§ **LIST OF TASKS**:
1. Summarize the profiles of comfort women deniers in two sentences.
2. Extend the profiles of comfort women deniers, picking up from their final line.

§ **PASSAGE TO READ**:
--- START ---

Sharon (Mikiko) Isac is a Japanese woman who lives in Canada. Isac is a member of far-right Canadian Patriotic Society and a frequent contributor to anti-Islamic hate sites. She is also a comfort women denier who spoke at a denier panel organized by Nadeshiko Action at the UN Commission on the Status of Women NGO Parallel Events (2016) and helped to translate (badly) Nadeshiko Action’s publication, “Comfort Women Issue: From Misunderstandings to Solution,” authored by Yumiko Yamamoto and Kiyoshi Hosoya.
Shigeharu Aoyama (青山繁晴) is a conservative political commentator turned politician and a comfort women denier.
After visiting San Jose, California, Aoyama claimed to have heard first-hand testimonies about bullying experienced by Japanese children in the U.S. resulting from the construction of comfort women memorial in Glendale, California, which is over 300 miles away from San Jose. When the group of Japanese parents in San Jose who had sponsored Aoyama’s visit publicly contradicted his statement, he backtraced the comment, saying that the bullying stories were from elsewhere, even though he had not visited Glendale or anywhere near comfort women memorials in the U.S. by that time.
In June 2016, Aoyama ran for the House of Councilors and won a six-year term.
Shinjitsu no Tane (真実の種) is the shorthand of a historical revisionist organization Shinjitsu no Tane o Sodateru Kai (「真実の種」を育てる会), or the Society to Grow Seeds of Truth. It was launched in September 2017 as a revisionist counterpart to Kibou no Tane (Seeds of Hope) Foundation (希望のタネ基金), which was founded earlier in the year to promote awareness of the comfort women issue among young people in Japan and to build a world without sexual violence.
Shuntaro Echigo (越後俊太郎) of the Japanese Society for History Textbook Reform serves as the Secretary General of Shinjitsu no Tane. The organization is housed within the Society.
- Toshiaki Okano (岡野俊昭), Japanese Society for History Textbook Reform
- Hideaki Kase, Society for Dissemination of Historical Fact
- Katsuhiko Takaike (高池勝彦), Japanese Society for History Textbook Reform
- Mio Sugita
- Nobukatsu Fujioka, Japanese Society for History Textbook Reform
- Kunitoshi Matsuki (松木国俊), Japanese Society for History Textbook Reform
- Shunichi Fujiki, Texas Daddy Japan Secretariat
- Wako Katsura (桂和子), Group that will convey the correct history (正しい歴史を伝える会)

--- END ---

§ **DATASET SECTION**:
--- START ---

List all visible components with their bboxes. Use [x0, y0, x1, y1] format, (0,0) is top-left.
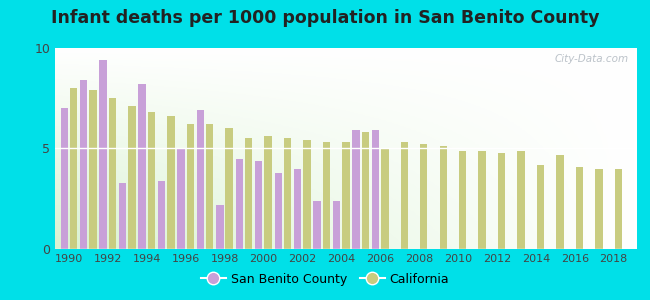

--- END ---

§ **OUTPUTS**:
1. Sharon (Mikiko) Isac, a Japanese woman living in Canada, belongs to the far-right Canadian Patriotic Society and spoke at a comfort women denier panel organized by Nadeshiko Action at the 2016 UN Commission on the Status of Women NGO Parallel Events. Shigeharu Aoyama, a conservative commentator turned politician who won a House of Councilors seat in June 2016, claimed to have heard testimonies of bullying of Japanese children in the U.S. that the San Jose parents who sponsored his visit publicly contradicted, while Shinjitsu no Tane, a historical revisionist organization launched in September 2017 as a counterpart to the Kibou no Tane Foundation, is housed within the Japanese Society for History Textbook Reform, whose Shuntaro Echigo serves as its Secretary General.

2.
- Takahiro Nonoda (野々田峰寛), Alliance for Truth about Comfort Women
- Tadakuni Takahashi (高橋忠邦), Living Witness Project (生き証人プロジェクト)
Shinsei Bukkyo (新生佛教, 新生佛教教団) is a religious group loosely based on Buddhism founded in 1954 in Yamaguchi, Japan. It is affiliated with Japan Conference and said to be closely connected to Shinzo Abe (who represents Yamaguchi), Nobuteru Ishihara, and other conservative politicians.
Shinsei Bukkyo publishes Nippon Jiji Hyouron (日本時事評論), a highly influential newsletter published twice a month. It is described as the epicenter of the anti-feminist backlash that mobilized Japan’s conservative movements during the first half of the 2000s.
Comfort women denier Hiromi Edwards was a member of Shinsei Bukkyo and a frequent contributor and speaker for the group’s anti-feminist mobilization.
Shinzo Abe (安倍晋三) is the 90th (2006-2007), 96th and 97th (2012-now) Prime Minister of Japan. Abe is recognized as one of Japan’s most nationalistic leaders in recent history. As a young legislator, Abe was the secretary general of the Young Diet Member Group for Considering Japan’s Future and History Textbooks (日本の前途と歴史教科書を考える若手議員の会, Nippon no zento to rekishi kyokasho wo kangaeru wakate giin no kai) made up of conservative members of his Liberal Democratic Party.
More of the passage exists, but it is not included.